◆ **INFORMATION GIVEN**
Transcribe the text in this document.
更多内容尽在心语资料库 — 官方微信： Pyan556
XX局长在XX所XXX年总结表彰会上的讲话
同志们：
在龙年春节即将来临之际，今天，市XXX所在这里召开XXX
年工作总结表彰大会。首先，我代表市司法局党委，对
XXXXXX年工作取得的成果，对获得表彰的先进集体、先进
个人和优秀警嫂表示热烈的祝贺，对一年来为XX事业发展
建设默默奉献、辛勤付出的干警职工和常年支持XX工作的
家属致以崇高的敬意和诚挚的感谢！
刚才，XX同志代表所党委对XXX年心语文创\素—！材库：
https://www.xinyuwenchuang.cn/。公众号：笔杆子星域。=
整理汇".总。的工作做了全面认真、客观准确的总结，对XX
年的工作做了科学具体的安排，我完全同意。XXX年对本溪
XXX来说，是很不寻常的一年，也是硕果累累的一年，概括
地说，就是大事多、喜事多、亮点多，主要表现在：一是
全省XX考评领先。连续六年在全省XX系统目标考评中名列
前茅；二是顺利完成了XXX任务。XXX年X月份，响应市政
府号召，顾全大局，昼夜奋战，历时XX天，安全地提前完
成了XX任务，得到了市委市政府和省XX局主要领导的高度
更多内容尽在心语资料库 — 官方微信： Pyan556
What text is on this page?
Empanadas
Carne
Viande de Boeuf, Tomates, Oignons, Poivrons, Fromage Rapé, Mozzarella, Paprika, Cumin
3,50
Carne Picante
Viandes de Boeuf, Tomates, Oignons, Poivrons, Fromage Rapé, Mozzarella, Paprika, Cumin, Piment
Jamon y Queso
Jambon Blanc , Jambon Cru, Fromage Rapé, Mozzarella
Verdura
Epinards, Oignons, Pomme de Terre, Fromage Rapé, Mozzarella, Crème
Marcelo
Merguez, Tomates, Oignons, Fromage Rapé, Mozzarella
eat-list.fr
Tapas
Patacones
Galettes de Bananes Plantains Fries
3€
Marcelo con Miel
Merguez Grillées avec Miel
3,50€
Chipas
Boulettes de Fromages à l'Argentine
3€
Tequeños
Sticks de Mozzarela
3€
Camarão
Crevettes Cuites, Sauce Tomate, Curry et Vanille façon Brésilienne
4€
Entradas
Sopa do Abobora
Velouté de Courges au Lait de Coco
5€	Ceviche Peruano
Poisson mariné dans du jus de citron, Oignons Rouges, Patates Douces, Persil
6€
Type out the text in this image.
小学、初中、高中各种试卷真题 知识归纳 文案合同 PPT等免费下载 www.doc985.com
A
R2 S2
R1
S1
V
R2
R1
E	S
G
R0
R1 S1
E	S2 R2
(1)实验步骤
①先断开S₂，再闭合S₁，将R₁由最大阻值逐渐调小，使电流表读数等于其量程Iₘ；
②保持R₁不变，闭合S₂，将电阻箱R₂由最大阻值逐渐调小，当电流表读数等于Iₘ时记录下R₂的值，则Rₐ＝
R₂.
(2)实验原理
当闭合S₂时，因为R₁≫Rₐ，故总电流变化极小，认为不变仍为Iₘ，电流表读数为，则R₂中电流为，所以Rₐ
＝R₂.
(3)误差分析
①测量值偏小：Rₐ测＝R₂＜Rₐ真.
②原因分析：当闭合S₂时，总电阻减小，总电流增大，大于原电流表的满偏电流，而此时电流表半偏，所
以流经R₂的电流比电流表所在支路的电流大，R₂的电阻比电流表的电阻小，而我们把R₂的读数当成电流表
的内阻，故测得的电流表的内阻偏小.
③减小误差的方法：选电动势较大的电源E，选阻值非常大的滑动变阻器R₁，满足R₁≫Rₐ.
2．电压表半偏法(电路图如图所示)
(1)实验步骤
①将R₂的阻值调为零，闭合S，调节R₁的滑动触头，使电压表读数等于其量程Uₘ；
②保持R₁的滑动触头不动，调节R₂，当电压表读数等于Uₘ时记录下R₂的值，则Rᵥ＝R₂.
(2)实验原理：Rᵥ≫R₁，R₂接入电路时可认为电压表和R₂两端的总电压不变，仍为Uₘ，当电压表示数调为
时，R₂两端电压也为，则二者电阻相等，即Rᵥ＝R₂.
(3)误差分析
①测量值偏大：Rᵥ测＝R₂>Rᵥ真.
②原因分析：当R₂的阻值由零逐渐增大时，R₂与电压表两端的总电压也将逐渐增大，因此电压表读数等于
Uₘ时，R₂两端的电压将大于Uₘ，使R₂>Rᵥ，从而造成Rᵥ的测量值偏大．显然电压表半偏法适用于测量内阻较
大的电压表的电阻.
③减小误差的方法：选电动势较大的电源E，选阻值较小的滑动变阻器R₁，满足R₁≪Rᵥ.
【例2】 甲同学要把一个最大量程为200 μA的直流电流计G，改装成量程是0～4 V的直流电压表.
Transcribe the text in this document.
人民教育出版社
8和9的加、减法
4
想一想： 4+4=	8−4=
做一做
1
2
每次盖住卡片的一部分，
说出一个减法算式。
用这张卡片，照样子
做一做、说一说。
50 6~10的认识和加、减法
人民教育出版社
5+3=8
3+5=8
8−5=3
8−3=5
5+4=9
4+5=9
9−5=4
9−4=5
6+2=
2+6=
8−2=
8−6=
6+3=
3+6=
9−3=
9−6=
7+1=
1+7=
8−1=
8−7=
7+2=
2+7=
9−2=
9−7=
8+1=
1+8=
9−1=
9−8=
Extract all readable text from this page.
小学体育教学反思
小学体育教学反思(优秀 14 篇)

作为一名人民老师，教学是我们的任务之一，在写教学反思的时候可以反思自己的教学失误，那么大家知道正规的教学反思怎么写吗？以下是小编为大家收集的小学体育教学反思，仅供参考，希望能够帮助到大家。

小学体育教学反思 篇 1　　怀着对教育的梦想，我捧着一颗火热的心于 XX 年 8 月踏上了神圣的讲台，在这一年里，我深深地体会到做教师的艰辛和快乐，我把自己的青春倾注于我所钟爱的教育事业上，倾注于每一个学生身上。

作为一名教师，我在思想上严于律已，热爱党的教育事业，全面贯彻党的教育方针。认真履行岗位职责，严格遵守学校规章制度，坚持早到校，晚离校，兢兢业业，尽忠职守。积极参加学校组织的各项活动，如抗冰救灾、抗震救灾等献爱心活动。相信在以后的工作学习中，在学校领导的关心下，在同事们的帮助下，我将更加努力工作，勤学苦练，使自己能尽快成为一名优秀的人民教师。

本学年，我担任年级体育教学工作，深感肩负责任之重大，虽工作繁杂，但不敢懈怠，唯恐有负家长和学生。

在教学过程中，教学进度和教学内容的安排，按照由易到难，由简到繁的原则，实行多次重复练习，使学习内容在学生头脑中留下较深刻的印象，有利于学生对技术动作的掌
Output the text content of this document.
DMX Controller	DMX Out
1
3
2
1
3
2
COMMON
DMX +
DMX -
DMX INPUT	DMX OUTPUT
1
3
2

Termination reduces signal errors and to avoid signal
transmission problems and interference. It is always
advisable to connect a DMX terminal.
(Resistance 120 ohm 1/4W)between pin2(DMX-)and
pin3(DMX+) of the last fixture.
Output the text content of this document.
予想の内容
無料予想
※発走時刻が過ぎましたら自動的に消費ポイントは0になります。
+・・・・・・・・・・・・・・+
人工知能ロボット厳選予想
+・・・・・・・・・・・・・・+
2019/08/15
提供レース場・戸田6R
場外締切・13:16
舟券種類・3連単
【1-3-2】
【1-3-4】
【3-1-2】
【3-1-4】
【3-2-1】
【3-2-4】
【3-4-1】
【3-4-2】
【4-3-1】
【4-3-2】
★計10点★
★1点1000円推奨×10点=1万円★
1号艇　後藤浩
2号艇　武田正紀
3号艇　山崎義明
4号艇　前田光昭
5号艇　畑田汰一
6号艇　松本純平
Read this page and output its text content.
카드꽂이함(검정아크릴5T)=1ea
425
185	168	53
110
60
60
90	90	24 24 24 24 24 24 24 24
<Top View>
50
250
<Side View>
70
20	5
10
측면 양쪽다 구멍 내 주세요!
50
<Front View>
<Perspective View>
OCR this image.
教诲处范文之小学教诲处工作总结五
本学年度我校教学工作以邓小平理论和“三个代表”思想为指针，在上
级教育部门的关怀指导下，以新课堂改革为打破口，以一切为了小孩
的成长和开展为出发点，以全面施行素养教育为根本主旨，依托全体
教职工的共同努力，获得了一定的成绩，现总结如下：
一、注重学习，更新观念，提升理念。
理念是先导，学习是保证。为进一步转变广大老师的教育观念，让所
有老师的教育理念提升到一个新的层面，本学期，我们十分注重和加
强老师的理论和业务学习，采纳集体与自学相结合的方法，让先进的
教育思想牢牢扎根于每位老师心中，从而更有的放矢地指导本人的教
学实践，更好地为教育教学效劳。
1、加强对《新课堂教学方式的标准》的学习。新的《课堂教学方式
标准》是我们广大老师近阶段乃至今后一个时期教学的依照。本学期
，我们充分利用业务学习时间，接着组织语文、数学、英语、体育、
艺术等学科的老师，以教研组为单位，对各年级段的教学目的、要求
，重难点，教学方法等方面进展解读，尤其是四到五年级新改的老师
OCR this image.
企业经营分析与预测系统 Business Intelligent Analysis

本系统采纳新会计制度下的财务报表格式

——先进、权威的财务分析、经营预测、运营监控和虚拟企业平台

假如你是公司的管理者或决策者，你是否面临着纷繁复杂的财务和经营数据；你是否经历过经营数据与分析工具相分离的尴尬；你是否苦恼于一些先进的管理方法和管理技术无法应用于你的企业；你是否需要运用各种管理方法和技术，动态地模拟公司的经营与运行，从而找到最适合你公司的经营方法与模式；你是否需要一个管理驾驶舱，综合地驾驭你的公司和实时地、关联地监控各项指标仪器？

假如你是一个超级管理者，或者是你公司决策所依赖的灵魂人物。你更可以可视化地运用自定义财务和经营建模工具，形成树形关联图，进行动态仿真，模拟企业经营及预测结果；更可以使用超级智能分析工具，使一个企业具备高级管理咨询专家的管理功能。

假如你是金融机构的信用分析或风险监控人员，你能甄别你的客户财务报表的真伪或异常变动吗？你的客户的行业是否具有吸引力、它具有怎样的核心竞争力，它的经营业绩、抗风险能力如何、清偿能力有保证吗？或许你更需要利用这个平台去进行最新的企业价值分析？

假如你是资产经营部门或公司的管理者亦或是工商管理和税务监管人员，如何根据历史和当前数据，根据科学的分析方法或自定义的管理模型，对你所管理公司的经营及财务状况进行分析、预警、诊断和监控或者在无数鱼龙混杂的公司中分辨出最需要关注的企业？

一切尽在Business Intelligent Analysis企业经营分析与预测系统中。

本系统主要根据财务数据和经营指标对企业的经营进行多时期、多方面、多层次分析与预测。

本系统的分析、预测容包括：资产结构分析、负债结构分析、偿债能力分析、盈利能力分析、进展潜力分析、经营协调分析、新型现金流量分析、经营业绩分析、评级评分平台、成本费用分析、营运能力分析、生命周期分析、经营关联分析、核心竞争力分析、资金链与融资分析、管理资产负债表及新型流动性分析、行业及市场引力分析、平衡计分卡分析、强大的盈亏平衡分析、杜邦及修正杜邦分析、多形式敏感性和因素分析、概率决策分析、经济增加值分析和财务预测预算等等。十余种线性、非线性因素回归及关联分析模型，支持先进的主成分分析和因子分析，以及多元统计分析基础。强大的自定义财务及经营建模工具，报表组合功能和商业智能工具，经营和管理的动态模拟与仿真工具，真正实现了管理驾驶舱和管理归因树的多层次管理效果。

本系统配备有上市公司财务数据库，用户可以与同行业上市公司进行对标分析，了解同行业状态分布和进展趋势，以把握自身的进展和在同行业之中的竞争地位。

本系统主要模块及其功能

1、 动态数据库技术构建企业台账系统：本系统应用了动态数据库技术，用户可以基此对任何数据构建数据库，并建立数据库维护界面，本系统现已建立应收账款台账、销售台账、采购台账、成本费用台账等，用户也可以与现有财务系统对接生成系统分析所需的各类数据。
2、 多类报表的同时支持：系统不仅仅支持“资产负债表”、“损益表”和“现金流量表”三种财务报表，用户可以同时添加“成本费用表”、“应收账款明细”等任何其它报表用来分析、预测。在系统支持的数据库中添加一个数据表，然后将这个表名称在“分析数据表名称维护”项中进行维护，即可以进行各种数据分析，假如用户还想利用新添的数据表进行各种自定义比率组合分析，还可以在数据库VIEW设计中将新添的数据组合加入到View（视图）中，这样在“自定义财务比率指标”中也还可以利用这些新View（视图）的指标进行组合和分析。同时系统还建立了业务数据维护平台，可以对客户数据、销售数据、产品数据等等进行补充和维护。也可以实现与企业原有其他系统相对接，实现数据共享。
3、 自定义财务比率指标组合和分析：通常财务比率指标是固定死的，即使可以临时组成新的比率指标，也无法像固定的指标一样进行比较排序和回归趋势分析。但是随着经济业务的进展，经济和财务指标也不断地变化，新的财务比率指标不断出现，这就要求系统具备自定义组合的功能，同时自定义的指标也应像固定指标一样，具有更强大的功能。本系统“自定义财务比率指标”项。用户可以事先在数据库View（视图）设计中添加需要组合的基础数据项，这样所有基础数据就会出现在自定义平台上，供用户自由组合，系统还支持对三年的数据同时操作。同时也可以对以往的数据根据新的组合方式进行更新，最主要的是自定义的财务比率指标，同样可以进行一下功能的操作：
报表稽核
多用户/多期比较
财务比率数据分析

◆ **GIVEN TASK**
Copy out each line of the data where the string "满足R₁" appears.

◆ **RESULT**
③减小误差的方法：选电动势较大的电源E，选阻值非常大的滑动变阻器R₁，满足R₁≫Rₐ.
③减小误差的方法：选电动势较大的电源E，选阻值较小的滑动变阻器R₁，满足R₁≪Rᵥ.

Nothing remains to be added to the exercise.